* **Short exercise**
Search the material and gather each line with "mean" in it.

* **Records for processing**
——————————

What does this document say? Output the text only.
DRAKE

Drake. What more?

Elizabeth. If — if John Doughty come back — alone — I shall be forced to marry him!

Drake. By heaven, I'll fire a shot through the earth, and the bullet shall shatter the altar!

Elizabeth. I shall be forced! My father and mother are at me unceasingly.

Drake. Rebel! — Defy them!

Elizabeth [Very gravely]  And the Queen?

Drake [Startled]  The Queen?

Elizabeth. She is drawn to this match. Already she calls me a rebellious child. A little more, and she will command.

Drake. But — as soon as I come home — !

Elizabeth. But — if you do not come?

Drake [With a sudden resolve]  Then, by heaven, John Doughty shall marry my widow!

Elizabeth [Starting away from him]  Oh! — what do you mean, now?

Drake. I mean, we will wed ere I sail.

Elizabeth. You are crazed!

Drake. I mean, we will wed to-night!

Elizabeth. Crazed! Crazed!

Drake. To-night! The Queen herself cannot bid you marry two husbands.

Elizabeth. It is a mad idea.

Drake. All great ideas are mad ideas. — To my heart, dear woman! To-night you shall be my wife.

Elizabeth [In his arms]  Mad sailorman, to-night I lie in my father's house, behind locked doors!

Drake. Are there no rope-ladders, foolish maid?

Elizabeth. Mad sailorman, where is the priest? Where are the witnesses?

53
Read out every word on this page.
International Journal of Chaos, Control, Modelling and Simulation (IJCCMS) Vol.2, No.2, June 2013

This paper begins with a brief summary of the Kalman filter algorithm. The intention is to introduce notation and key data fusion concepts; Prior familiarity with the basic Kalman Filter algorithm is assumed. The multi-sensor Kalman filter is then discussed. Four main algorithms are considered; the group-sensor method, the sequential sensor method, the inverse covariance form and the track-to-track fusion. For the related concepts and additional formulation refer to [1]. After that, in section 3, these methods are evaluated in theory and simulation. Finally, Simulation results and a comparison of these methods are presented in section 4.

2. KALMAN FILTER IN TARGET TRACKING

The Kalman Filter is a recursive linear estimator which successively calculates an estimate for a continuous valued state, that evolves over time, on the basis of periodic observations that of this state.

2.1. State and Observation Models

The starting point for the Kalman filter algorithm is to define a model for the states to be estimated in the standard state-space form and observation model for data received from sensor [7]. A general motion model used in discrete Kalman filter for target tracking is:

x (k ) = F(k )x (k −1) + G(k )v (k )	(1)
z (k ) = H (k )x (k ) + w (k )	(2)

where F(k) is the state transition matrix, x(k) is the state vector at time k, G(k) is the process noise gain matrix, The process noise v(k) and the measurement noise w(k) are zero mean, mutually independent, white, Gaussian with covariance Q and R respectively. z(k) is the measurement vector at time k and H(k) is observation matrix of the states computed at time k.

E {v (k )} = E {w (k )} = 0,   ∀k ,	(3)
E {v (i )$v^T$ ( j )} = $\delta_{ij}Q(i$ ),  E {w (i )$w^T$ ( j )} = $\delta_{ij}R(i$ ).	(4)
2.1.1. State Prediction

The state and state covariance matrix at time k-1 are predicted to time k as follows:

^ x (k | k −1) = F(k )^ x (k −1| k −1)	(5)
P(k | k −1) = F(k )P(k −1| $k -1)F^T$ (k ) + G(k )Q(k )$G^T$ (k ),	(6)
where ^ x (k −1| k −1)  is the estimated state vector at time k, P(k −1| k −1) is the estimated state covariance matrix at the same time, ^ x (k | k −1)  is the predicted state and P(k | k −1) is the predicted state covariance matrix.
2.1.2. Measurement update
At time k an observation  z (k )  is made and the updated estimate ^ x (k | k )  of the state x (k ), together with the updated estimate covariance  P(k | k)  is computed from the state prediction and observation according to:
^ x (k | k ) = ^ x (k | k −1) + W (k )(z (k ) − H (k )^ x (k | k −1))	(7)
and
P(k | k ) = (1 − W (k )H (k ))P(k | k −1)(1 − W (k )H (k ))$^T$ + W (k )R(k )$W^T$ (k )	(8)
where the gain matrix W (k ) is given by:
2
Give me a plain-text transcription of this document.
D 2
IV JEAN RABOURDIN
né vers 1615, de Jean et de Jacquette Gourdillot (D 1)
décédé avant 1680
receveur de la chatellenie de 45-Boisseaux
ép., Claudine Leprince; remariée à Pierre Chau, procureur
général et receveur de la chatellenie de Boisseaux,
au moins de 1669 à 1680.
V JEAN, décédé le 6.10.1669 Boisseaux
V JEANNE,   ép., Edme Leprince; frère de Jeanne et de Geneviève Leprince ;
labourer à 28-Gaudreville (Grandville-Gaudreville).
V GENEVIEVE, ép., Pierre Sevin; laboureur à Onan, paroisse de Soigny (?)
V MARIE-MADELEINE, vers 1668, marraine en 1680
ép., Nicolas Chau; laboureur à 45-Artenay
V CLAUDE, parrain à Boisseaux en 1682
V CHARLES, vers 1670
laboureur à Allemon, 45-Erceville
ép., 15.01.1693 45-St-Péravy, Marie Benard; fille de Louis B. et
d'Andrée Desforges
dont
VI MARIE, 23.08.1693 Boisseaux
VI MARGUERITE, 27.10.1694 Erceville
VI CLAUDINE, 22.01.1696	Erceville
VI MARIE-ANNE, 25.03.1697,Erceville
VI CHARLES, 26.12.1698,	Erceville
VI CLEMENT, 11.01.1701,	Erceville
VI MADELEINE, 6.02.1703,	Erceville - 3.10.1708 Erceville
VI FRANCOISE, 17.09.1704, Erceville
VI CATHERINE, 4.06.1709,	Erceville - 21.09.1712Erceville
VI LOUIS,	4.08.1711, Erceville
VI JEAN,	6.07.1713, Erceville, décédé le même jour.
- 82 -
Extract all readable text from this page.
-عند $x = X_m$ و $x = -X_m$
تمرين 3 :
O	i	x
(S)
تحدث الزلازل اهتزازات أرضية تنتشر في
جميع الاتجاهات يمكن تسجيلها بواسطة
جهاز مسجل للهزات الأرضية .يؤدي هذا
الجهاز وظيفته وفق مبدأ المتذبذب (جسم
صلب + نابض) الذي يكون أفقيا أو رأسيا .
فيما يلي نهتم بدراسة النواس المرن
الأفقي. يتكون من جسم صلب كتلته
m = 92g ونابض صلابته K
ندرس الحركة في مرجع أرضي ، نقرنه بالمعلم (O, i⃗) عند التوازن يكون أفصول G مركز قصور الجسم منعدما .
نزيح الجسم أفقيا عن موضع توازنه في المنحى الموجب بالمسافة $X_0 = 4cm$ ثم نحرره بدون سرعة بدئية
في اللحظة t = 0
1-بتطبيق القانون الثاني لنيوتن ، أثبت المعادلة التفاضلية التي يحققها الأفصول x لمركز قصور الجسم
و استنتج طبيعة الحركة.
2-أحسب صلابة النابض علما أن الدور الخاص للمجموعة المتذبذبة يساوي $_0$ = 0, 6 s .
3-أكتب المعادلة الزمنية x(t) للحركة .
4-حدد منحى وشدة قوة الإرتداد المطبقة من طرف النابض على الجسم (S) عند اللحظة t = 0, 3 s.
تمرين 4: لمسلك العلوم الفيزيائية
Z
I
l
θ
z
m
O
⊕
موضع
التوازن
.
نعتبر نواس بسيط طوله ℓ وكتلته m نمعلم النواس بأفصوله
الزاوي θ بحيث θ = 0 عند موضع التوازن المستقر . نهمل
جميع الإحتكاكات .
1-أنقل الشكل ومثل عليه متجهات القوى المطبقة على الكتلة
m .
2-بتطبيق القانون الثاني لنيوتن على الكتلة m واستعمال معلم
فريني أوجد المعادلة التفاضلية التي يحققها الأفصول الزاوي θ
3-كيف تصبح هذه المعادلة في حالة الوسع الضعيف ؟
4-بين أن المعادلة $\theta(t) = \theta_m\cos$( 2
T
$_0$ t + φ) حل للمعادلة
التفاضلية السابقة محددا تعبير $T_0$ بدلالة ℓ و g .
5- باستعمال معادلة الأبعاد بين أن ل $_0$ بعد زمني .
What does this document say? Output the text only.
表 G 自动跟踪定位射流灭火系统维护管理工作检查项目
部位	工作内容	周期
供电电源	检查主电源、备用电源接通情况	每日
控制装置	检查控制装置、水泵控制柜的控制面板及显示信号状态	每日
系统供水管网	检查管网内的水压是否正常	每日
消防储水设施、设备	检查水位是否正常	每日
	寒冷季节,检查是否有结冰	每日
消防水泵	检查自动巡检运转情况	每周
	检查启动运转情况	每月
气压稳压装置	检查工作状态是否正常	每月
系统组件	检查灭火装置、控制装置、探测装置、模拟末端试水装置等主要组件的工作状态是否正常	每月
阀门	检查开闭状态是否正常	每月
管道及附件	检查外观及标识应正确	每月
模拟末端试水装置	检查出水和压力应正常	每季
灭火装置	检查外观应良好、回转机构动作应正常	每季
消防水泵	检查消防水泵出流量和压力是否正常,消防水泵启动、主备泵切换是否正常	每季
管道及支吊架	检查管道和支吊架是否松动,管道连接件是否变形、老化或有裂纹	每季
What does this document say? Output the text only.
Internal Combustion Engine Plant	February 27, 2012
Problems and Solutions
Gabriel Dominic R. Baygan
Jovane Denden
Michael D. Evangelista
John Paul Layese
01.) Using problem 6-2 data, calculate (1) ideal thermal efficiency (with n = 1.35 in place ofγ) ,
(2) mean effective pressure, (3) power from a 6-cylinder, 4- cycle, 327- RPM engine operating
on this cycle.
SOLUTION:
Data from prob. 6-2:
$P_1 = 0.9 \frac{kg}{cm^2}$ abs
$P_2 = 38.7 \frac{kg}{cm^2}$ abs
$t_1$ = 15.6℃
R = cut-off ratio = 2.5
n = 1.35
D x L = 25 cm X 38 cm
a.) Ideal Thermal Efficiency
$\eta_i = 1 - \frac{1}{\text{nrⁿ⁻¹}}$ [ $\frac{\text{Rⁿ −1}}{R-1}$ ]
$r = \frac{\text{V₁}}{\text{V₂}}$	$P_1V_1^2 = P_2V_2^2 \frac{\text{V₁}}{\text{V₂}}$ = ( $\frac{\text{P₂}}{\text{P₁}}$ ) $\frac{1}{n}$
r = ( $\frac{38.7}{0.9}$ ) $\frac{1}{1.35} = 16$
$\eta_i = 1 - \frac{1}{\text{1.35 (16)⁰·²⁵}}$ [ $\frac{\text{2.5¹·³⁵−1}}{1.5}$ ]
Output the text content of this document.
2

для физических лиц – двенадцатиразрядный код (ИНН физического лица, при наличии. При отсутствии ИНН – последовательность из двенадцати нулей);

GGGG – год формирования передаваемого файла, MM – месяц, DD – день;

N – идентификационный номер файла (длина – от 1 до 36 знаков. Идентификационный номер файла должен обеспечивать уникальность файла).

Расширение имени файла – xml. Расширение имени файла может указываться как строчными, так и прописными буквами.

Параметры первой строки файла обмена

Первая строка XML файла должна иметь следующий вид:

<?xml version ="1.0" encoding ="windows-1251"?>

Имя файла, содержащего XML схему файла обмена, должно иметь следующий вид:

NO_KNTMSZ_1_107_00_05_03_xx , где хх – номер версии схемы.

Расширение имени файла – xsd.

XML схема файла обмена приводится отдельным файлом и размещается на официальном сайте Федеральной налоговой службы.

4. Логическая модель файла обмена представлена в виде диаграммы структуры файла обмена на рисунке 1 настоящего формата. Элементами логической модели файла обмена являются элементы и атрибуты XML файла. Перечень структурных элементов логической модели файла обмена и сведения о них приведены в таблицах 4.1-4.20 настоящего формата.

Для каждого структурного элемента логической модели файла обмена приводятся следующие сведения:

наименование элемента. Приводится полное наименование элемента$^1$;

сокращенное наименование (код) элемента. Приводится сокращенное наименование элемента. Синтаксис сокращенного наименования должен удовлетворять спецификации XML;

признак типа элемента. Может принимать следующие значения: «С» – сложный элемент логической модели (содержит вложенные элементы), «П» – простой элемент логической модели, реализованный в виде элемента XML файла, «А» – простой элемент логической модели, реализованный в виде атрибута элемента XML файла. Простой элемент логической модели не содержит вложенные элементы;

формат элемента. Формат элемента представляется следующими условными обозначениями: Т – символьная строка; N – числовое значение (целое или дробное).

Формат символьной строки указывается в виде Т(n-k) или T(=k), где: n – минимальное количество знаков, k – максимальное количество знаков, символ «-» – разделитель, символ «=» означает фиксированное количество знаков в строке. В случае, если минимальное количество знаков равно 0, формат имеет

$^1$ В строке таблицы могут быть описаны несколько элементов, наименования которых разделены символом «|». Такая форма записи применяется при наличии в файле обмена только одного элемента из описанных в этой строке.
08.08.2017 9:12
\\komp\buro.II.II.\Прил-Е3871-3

——————————

* **Worked answer**
Elizabeth [Starting away from him]  Oh! — what do you mean, now?
Drake. I mean, we will wed ere I sail.
Drake. I mean, we will wed to-night!
where F(k) is the state transition matrix, x(k) is the state vector at time k, G(k) is the process noise gain matrix, The process noise v(k) and the measurement noise w(k) are zero mean, mutually independent, white, Gaussian with covariance Q and R respectively. z(k) is the measurement vector at time k and H(k) is observation matrix of the states computed at time k.
(2) mean effective pressure, (3) power from a 6-cylinder, 4- cycle, 327- RPM engine operating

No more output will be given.